** begin **
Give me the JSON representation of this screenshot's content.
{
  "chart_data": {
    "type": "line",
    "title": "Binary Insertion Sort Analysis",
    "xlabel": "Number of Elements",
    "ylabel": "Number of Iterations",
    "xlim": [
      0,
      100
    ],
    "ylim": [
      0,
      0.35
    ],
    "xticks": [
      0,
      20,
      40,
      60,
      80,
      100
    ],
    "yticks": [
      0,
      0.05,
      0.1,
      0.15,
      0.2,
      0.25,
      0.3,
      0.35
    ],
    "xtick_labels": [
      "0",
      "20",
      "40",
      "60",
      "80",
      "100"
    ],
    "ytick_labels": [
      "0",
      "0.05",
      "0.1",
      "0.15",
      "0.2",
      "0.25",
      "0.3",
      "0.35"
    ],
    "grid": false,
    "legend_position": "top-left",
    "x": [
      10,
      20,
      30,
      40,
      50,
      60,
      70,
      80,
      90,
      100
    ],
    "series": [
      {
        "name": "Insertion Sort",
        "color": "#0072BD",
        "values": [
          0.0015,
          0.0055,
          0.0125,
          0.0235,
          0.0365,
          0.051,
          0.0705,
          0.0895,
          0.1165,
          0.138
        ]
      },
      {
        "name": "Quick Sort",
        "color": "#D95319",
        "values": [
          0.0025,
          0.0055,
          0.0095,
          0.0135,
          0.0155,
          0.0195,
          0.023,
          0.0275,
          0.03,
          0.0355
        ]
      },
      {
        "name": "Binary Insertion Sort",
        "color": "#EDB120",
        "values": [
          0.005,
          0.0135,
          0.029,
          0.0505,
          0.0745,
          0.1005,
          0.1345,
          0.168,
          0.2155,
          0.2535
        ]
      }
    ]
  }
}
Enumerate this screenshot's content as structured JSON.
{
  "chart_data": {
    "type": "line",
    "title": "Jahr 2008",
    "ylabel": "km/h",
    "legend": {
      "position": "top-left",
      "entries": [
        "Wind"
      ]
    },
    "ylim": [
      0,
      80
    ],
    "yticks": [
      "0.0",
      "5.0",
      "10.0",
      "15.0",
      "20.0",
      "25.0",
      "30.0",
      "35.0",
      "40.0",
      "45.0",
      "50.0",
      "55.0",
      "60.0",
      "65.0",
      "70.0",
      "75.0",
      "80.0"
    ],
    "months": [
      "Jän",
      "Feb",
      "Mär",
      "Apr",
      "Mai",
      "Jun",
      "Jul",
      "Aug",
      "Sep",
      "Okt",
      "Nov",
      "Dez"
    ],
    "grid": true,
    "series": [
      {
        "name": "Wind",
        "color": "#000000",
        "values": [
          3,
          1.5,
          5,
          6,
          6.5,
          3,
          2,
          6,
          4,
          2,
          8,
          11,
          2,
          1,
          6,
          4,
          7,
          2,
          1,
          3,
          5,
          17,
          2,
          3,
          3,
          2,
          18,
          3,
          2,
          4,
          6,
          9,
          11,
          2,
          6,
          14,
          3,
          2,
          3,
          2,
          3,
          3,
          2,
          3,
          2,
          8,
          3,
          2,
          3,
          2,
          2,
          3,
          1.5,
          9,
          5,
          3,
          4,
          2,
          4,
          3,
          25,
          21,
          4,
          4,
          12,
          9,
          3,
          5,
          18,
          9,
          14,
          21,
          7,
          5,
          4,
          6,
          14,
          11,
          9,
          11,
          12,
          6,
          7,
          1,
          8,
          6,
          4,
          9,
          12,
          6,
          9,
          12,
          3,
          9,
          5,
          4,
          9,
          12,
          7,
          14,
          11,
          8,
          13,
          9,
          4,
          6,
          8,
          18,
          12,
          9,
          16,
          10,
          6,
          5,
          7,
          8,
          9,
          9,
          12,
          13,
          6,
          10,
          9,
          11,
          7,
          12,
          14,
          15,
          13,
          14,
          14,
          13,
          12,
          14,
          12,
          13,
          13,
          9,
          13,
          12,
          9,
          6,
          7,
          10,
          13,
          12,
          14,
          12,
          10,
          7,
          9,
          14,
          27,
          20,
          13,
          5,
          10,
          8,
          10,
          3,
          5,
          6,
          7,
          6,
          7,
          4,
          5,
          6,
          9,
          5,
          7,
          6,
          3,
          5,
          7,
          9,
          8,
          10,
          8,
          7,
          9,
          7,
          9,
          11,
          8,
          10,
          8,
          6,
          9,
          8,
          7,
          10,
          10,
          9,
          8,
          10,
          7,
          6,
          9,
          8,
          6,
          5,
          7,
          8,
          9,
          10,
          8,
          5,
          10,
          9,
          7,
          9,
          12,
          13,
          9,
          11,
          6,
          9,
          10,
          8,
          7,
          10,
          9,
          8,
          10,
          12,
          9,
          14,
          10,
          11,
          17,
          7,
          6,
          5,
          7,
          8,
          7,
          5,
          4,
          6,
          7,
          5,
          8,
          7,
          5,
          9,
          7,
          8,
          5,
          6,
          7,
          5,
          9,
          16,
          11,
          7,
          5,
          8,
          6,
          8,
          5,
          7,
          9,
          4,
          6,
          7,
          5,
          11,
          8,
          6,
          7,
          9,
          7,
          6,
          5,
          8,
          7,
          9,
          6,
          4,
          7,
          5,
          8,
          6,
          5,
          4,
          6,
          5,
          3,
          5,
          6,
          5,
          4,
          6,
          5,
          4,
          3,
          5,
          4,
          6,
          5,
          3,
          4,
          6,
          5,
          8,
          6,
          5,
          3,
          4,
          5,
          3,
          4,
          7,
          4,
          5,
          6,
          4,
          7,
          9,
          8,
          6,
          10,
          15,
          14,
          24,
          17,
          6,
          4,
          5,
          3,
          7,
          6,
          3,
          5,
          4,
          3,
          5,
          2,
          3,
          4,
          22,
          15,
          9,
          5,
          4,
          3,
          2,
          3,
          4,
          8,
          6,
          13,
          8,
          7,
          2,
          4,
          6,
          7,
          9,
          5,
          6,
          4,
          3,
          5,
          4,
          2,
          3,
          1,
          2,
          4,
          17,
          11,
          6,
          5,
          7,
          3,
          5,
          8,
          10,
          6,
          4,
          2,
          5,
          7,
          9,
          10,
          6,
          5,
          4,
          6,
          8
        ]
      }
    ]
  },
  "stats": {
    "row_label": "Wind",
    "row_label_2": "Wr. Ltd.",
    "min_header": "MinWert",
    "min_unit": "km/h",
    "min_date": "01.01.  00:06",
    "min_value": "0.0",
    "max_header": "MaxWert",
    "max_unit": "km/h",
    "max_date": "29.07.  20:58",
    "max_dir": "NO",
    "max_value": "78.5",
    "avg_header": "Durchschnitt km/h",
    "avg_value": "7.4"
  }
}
** end **
● **Task directions**
Using the listing above, please repeat every entry exactly.

● **Result**
Give me the JSON representation of this screenshot's content.
{
  "chart_data": {
    "type": "line",
    "title": "Binary Insertion Sort Analysis",
    "xlabel": "Number of Elements",
    "ylabel": "Number of Iterations",
    "xlim": [
      0,
      100
    ],
    "ylim": [
      0,
      0.35
    ],
    "xticks": [
      0,
      20,
      40,
      60,
      80,
      100
    ],
    "yticks": [
      0,
      0.05,
      0.1,
      0.15,
      0.2,
      0.25,
      0.3,
      0.35
    ],
    "xtick_labels": [
      "0",
      "20",
      "40",
      "60",
      "80",
      "100"
    ],
    "ytick_labels": [
      "0",
      "0.05",
      "0.1",
      "0.15",
      "0.2",
      "0.25",
      "0.3",
      "0.35"
    ],
    "grid": false,
    "legend_position": "top-left",
    "x": [
      10,
      20,
      30,
      40,
      50,
      60,
      70,
      80,
      90,
      100
    ],
    "series": [
      {
        "name": "Insertion Sort",
        "color": "#0072BD",
        "values": [
          0.0015,
          0.0055,
          0.0125,
          0.0235,
          0.0365,
          0.051,
          0.0705,
          0.0895,
          0.1165,
          0.138
        ]
      },
      {
        "name": "Quick Sort",
        "color": "#D95319",
        "values": [
          0.0025,
          0.0055,
          0.0095,
          0.0135,
          0.0155,
          0.0195,
          0.023,
          0.0275,
          0.03,
          0.0355
        ]
      },
      {
        "name": "Binary Insertion Sort",
        "color": "#EDB120",
        "values": [
          0.005,
          0.0135,
          0.029,
          0.0505,
          0.0745,
          0.1005,
          0.1345,
          0.168,
          0.2155,
          0.2535
        ]
      }
    ]
  }
}
Enumerate this screenshot's content as structured JSON.
{
  "chart_data": {
    "type": "line",
    "title": "Jahr 2008",
    "ylabel": "km/h",
    "legend": {
      "position": "top-left",
      "entries": [
        "Wind"
      ]
    },
    "ylim": [
      0,
      80
    ],
    "yticks": [
      "0.0",
      "5.0",
      "10.0",
      "15.0",
      "20.0",
      "25.0",
      "30.0",
      "35.0",
      "40.0",
      "45.0",
      "50.0",
      "55.0",
      "60.0",
      "65.0",
      "70.0",
      "75.0",
      "80.0"
    ],
    "months": [
      "Jän",
      "Feb",
      "Mär",
      "Apr",
      "Mai",
      "Jun",
      "Jul",
      "Aug",
      "Sep",
      "Okt",
      "Nov",
      "Dez"
    ],
    "grid": true,
    "series": [
      {
        "name": "Wind",
        "color": "#000000",
        "values": [
          3,
          1.5,
          5,
          6,
          6.5,
          3,
          2,
          6,
          4,
          2,
          8,
          11,
          2,
          1,
          6,
          4,
          7,
          2,
          1,
          3,
          5,
          17,
          2,
          3,
          3,
          2,
          18,
          3,
          2,
          4,
          6,
          9,
          11,
          2,
          6,
          14,
          3,
          2,
          3,
          2,
          3,
          3,
          2,
          3,
          2,
          8,
          3,
          2,
          3,
          2,
          2,
          3,
          1.5,
          9,
          5,
          3,
          4,
          2,
          4,
          3,
          25,
          21,
          4,
          4,
          12,
          9,
          3,
          5,
          18,
          9,
          14,
          21,
          7,
          5,
          4,
          6,
          14,
          11,
          9,
          11,
          12,
          6,
          7,
          1,
          8,
          6,
          4,
          9,
          12,
          6,
          9,
          12,
          3,
          9,
          5,
          4,
          9,
          12,
          7,
          14,
          11,
          8,
          13,
          9,
          4,
          6,
          8,
          18,
          12,
          9,
          16,
          10,
          6,
          5,
          7,
          8,
          9,
          9,
          12,
          13,
          6,
          10,
          9,
          11,
          7,
          12,
          14,
          15,
          13,
          14,
          14,
          13,
          12,
          14,
          12,
          13,
          13,
          9,
          13,
          12,
          9,
          6,
          7,
          10,
          13,
          12,
          14,
          12,
          10,
          7,
          9,
          14,
          27,
          20,
          13,
          5,
          10,
          8,
          10,
          3,
          5,
          6,
          7,
          6,
          7,
          4,
          5,
          6,
          9,
          5,
          7,
          6,
          3,
          5,
          7,
          9,
          8,
          10,
          8,
          7,
          9,
          7,
          9,
          11,
          8,
          10,
          8,
          6,
          9,
          8,
          7,
          10,
          10,
          9,
          8,
          10,
          7,
          6,
          9,
          8,
          6,
          5,
          7,
          8,
          9,
          10,
          8,
          5,
          10,
          9,
          7,
          9,
          12,
          13,
          9,
          11,
          6,
          9,
          10,
          8,
          7,
          10,
          9,
          8,
          10,
          12,
          9,
          14,
          10,
          11,
          17,
          7,
          6,
          5,
          7,
          8,
          7,
          5,
          4,
          6,
          7,
          5,
          8,
          7,
          5,
          9,
          7,
          8,
          5,
          6,
          7,
          5,
          9,
          16,
          11,
          7,
          5,
          8,
          6,
          8,
          5,
          7,
          9,
          4,
          6,
          7,
          5,
          11,
          8,
          6,
          7,
          9,
          7,
          6,
          5,
          8,
          7,
          9,
          6,
          4,
          7,
          5,
          8,
          6,
          5,
          4,
          6,
          5,
          3,
          5,
          6,
          5,
          4,
          6,
          5,
          4,
          3,
          5,
          4,
          6,
          5,
          3,
          4,
          6,
          5,
          8,
          6,
          5,
          3,
          4,
          5,
          3,
          4,
          7,
          4,
          5,
          6,
          4,
          7,
          9,
          8,
          6,
          10,
          15,
          14,
          24,
          17,
          6,
          4,
          5,
          3,
          7,
          6,
          3,
          5,
          4,
          3,
          5,
          2,
          3,
          4,
          22,
          15,
          9,
          5,
          4,
          3,
          2,
          3,
          4,
          8,
          6,
          13,
          8,
          7,
          2,
          4,
          6,
          7,
          9,
          5,
          6,
          4,
          3,
          5,
          4,
          2,
          3,
          1,
          2,
          4,
          17,
          11,
          6,
          5,
          7,
          3,
          5,
          8,
          10,
          6,
          4,
          2,
          5,
          7,
          9,
          10,
          6,
          5,
          4,
          6,
          8
        ]
      }
    ]
  },
  "stats": {
    "row_label": "Wind",
    "row_label_2": "Wr. Ltd.",
    "min_header": "MinWert",
    "min_unit": "km/h",
    "min_date": "01.01.  00:06",
    "min_value": "0.0",
    "max_header": "MaxWert",
    "max_unit": "km/h",
    "max_date": "29.07.  20:58",
    "max_dir": "NO",
    "max_value": "78.5",
    "avg_header": "Durchschnitt km/h",
    "avg_value": "7.4"
  }
}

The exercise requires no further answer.